* start Listed entries *
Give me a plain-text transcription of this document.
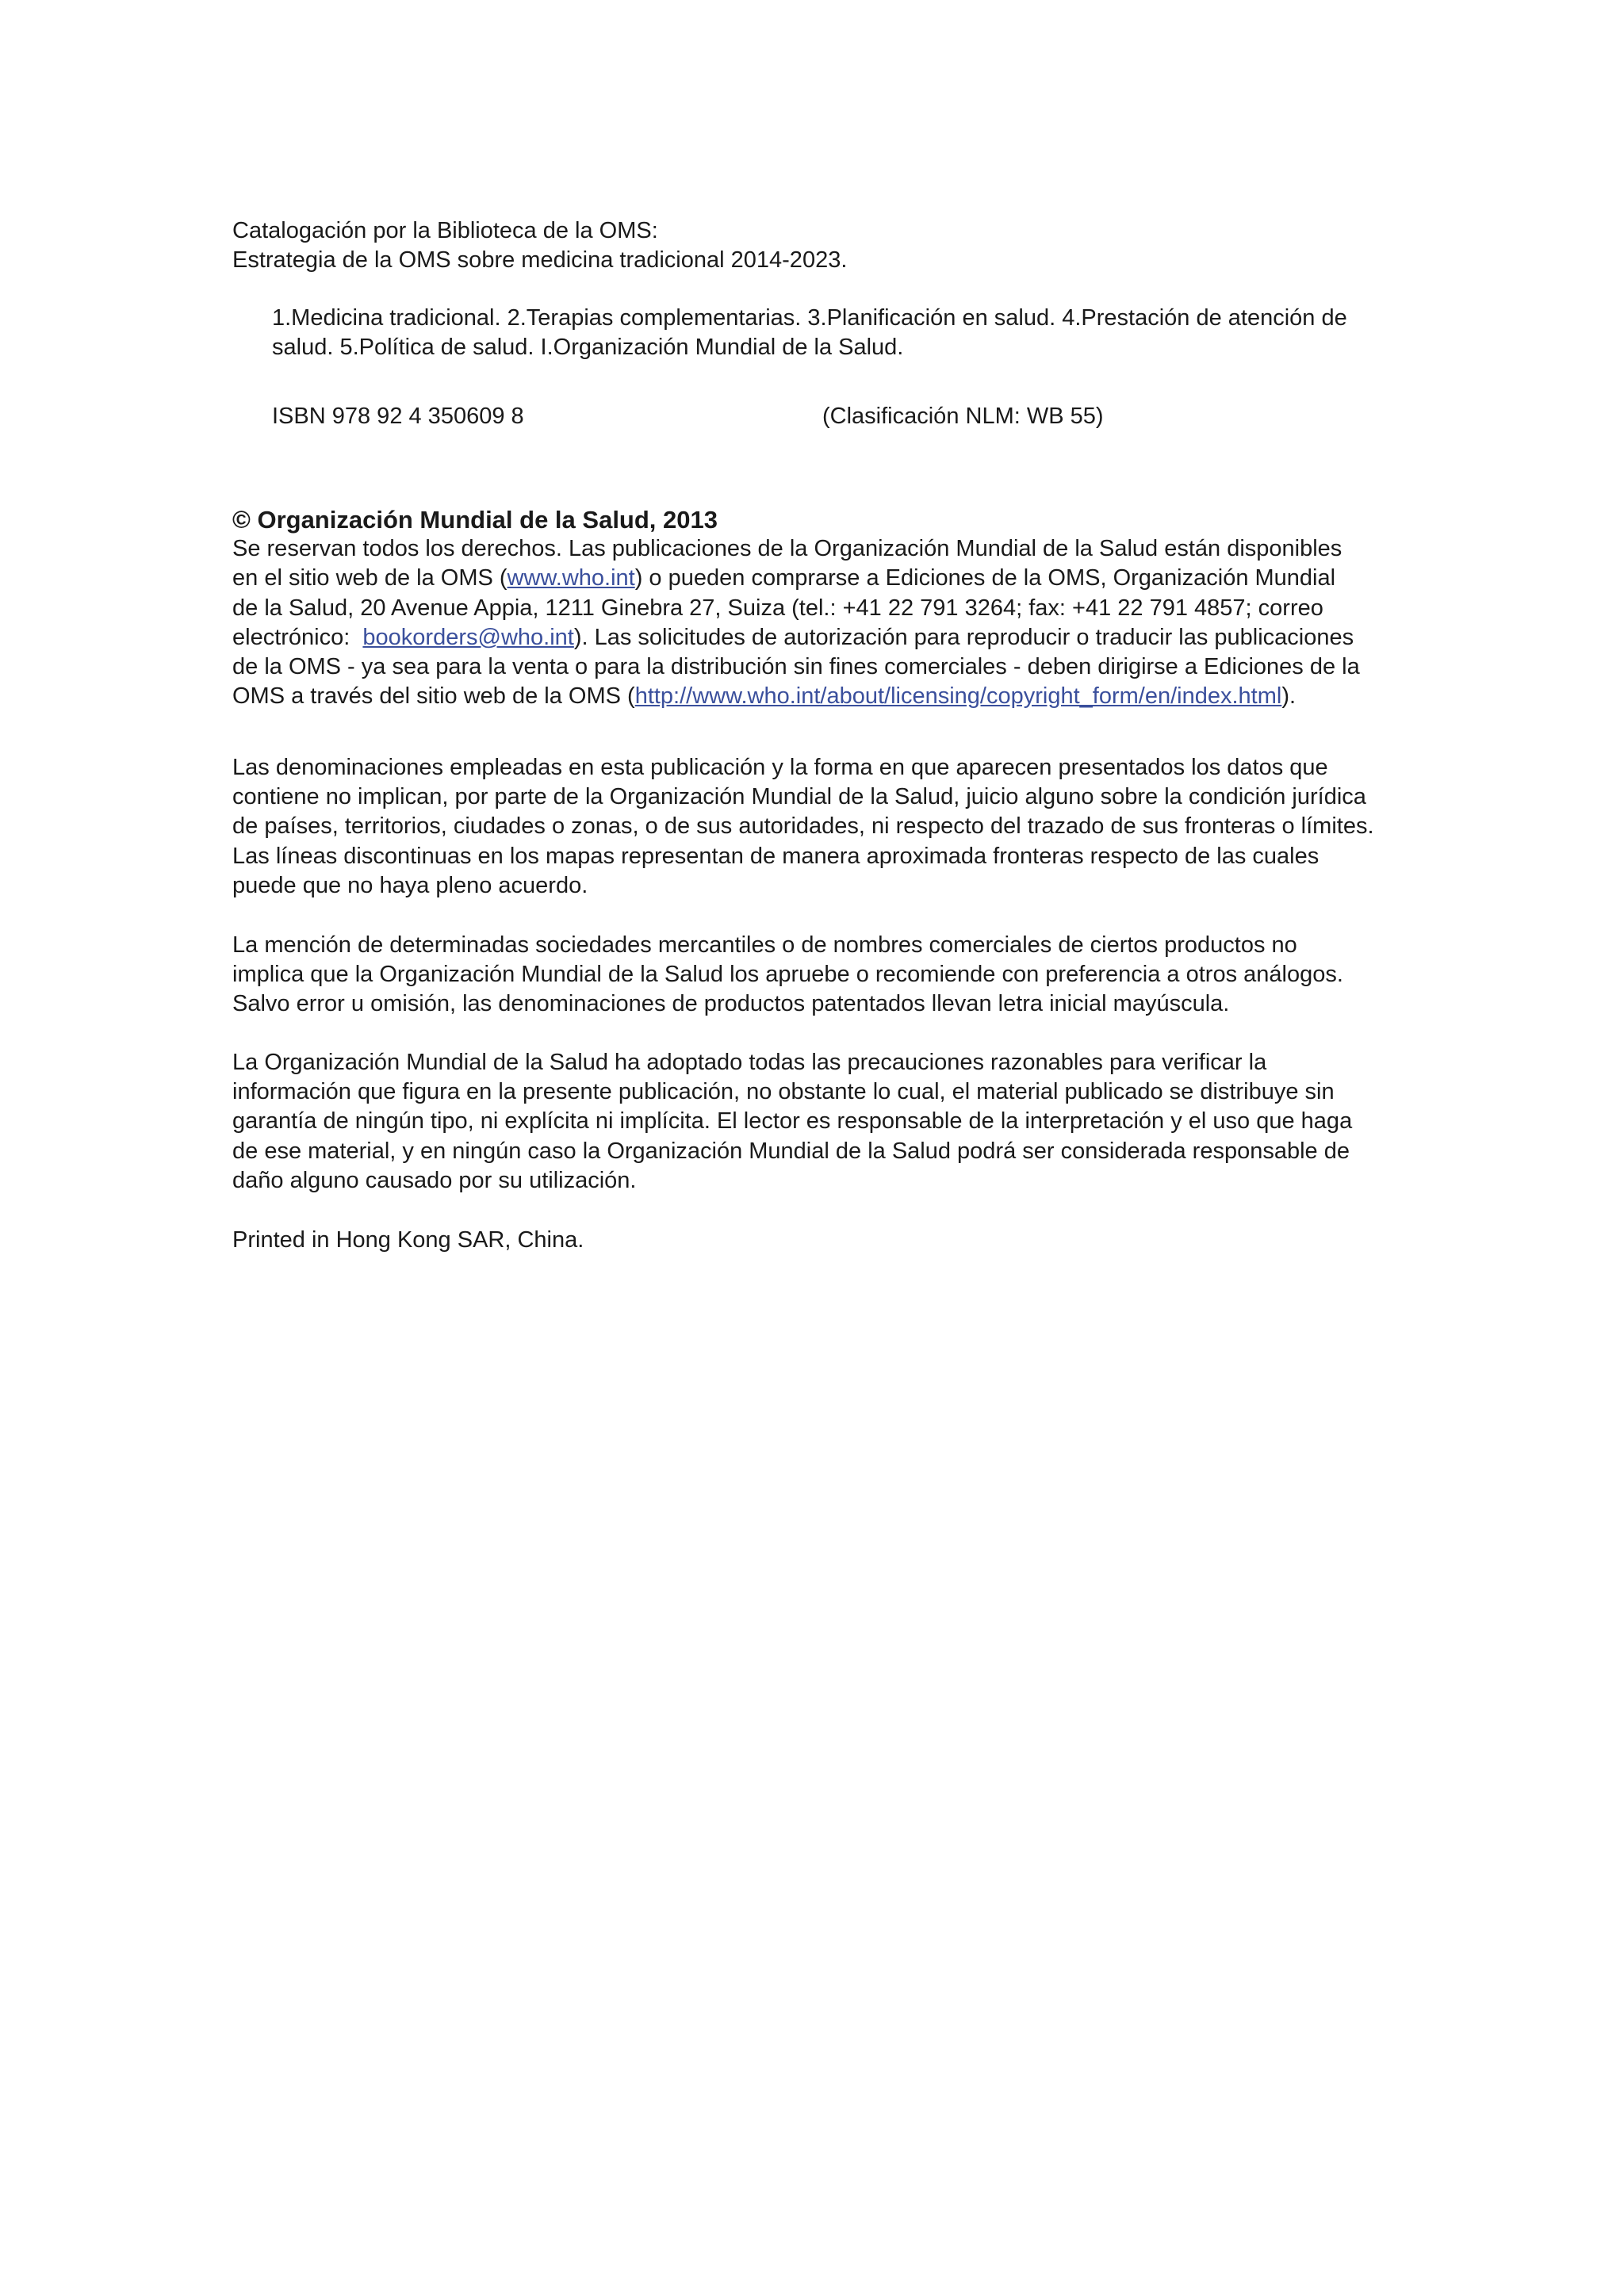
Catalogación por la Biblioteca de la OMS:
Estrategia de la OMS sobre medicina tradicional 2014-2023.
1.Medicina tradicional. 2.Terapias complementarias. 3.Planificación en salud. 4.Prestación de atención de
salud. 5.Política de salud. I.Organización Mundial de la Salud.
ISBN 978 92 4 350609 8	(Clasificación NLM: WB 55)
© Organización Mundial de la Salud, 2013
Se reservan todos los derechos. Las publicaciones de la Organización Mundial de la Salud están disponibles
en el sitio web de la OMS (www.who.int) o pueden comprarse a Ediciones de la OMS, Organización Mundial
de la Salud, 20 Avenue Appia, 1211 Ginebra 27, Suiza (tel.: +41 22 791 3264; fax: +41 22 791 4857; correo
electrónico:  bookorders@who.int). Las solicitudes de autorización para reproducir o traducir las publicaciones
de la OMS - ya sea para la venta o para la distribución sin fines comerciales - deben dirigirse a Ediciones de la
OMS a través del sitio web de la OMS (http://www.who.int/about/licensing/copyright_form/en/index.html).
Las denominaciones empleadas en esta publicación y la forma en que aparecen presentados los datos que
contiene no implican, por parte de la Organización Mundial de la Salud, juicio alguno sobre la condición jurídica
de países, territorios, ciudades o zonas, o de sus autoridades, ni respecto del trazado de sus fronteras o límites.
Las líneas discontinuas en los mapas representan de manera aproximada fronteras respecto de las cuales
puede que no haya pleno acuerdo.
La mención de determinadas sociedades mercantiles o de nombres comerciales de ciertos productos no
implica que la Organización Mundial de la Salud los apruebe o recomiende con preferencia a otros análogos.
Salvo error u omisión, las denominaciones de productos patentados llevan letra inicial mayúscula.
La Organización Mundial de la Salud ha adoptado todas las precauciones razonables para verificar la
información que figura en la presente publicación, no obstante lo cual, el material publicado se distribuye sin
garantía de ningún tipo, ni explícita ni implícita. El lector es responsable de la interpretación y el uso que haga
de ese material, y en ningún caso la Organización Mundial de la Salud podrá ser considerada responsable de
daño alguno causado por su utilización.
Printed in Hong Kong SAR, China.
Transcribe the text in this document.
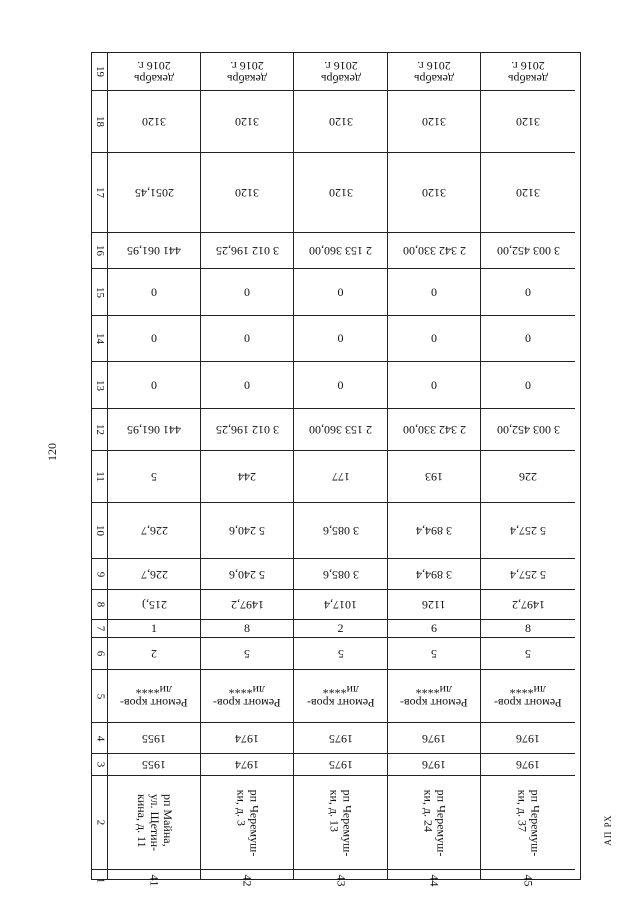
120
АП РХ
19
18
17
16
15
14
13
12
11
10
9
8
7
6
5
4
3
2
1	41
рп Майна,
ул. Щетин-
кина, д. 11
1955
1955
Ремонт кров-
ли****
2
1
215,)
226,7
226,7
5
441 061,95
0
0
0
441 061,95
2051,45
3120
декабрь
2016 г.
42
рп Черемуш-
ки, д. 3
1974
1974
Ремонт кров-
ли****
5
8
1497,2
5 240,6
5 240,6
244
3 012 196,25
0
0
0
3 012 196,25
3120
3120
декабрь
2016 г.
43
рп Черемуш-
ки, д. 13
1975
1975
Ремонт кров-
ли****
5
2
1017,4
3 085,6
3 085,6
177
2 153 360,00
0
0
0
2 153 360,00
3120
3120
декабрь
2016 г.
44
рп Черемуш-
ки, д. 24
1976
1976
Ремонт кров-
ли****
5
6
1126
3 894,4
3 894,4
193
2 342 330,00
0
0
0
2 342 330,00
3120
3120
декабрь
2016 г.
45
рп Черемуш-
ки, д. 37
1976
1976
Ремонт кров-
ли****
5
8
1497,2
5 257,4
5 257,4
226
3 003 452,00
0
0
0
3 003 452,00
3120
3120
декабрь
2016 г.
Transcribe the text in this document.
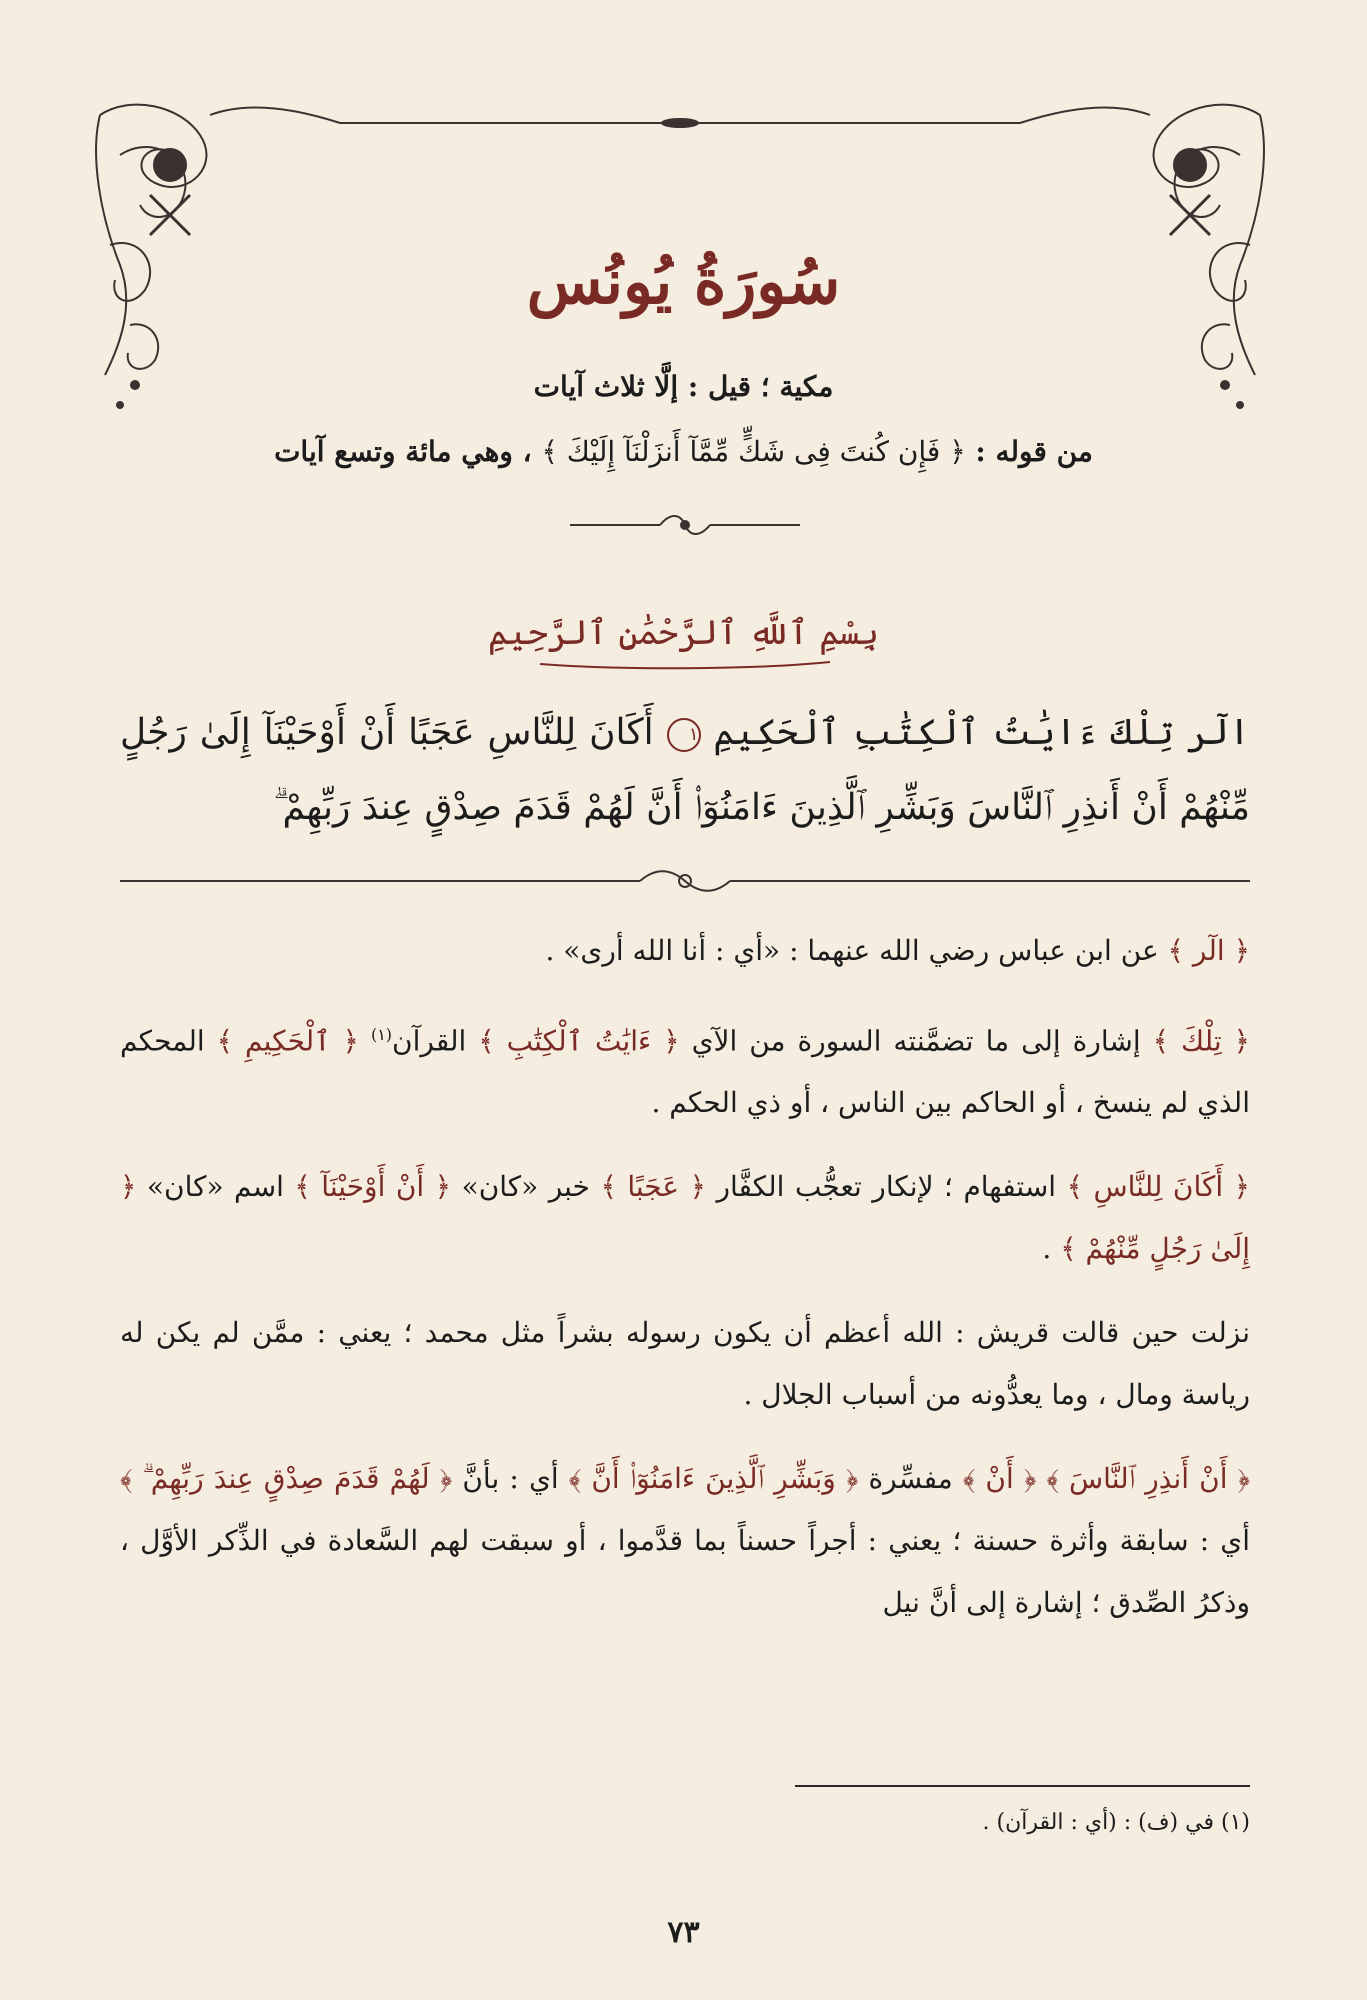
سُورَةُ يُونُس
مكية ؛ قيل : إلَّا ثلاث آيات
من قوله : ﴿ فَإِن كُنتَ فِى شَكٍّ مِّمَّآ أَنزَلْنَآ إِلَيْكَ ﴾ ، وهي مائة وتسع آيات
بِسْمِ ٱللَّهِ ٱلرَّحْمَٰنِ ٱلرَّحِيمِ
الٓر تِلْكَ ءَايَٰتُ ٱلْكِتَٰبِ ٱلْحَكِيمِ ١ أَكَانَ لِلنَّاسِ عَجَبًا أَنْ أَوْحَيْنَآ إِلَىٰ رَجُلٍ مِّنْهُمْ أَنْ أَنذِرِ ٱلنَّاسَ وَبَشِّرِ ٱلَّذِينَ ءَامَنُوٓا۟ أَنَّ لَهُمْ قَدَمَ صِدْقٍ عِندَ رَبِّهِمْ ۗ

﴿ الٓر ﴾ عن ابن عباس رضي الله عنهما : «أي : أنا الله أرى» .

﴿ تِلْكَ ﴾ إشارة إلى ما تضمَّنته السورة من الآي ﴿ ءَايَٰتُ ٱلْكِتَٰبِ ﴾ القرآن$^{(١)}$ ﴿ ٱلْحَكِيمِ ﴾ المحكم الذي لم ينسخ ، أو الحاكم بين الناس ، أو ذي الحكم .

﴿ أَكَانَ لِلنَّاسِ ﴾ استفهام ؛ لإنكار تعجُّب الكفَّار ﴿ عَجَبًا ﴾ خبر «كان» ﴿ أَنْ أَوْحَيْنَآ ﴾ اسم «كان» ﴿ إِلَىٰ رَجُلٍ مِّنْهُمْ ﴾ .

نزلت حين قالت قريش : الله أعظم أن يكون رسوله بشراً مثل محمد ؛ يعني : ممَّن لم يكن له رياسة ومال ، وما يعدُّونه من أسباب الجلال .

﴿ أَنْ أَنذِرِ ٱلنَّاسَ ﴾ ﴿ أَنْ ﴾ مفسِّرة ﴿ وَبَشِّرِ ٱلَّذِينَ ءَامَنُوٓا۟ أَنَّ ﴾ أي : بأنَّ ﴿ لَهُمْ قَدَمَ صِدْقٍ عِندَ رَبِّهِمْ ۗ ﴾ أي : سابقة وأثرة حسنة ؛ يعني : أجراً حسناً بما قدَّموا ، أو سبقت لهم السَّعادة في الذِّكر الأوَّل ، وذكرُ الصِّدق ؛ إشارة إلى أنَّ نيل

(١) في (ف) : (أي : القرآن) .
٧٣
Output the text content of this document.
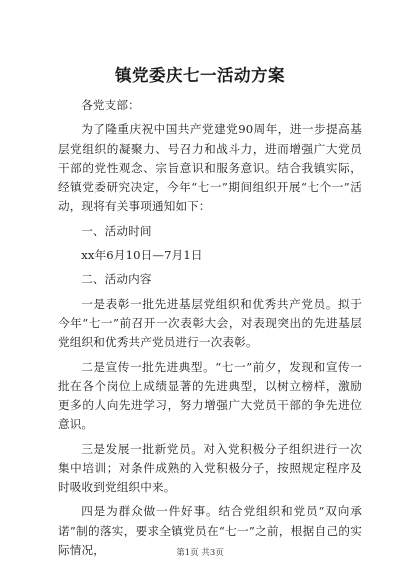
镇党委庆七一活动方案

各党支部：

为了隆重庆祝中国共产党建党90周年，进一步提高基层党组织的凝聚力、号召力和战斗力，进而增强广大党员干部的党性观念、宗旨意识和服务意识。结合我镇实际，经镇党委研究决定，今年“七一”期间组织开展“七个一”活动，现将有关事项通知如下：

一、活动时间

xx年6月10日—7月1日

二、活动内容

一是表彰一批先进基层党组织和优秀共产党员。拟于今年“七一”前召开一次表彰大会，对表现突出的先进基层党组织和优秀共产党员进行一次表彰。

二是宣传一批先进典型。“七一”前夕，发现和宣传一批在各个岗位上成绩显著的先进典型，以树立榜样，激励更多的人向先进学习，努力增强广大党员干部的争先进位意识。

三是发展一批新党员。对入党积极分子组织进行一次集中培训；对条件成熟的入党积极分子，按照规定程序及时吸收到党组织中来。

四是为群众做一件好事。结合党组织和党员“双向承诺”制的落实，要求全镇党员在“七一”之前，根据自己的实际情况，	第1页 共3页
* end Listed entries *
The problem: Look through the entries and return every line where "القرآن" appears.

Task output:
﴿ تِلْكَ ﴾ إشارة إلى ما تضمَّنته السورة من الآي ﴿ ءَايَٰتُ ٱلْكِتَٰبِ ﴾ القرآن$^{(١)}$ ﴿ ٱلْحَكِيمِ ﴾ المحكم الذي لم ينسخ ، أو الحاكم بين الناس ، أو ذي الحكم .
(١) في (ف) : (أي : القرآن) .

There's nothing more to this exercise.